## Problem to work on
Which lines hold the word "faid"? Copy each one.

## The records
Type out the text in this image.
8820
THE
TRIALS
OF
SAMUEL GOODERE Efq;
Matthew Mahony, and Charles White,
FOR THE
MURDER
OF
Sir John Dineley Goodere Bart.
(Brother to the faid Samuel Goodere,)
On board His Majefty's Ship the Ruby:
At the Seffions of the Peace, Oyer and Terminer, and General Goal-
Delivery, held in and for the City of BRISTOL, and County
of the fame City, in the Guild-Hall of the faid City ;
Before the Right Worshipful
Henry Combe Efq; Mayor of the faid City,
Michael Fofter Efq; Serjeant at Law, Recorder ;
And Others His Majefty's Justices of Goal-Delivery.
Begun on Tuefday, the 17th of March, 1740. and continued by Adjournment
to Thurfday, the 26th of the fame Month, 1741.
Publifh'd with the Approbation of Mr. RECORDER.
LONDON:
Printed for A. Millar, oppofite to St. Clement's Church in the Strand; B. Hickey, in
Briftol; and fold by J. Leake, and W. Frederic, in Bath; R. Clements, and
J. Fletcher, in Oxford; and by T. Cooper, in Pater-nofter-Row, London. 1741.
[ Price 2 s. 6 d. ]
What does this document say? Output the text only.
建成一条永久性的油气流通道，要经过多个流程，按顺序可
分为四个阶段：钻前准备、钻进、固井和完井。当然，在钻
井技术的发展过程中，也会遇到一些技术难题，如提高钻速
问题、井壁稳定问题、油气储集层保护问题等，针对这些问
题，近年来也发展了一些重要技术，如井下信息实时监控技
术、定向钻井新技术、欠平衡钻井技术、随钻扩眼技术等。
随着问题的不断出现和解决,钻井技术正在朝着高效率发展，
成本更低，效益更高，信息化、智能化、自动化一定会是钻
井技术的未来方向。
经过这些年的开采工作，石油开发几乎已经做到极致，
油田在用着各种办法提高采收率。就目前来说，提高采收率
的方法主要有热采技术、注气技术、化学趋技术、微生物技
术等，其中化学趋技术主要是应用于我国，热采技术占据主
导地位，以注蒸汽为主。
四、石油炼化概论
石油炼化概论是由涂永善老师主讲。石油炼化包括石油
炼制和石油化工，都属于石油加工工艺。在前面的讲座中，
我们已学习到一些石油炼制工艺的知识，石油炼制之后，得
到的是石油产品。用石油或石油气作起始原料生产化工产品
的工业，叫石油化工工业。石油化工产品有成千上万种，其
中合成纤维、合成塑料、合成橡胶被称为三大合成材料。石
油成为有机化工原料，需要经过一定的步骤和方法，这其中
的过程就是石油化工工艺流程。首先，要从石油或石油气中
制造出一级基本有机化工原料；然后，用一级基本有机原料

## Output of the exercise
(Brother to the faid Samuel Goodere,)
of the fame City, in the Guild-Hall of the faid City ;
Henry Combe Efq; Mayor of the faid City,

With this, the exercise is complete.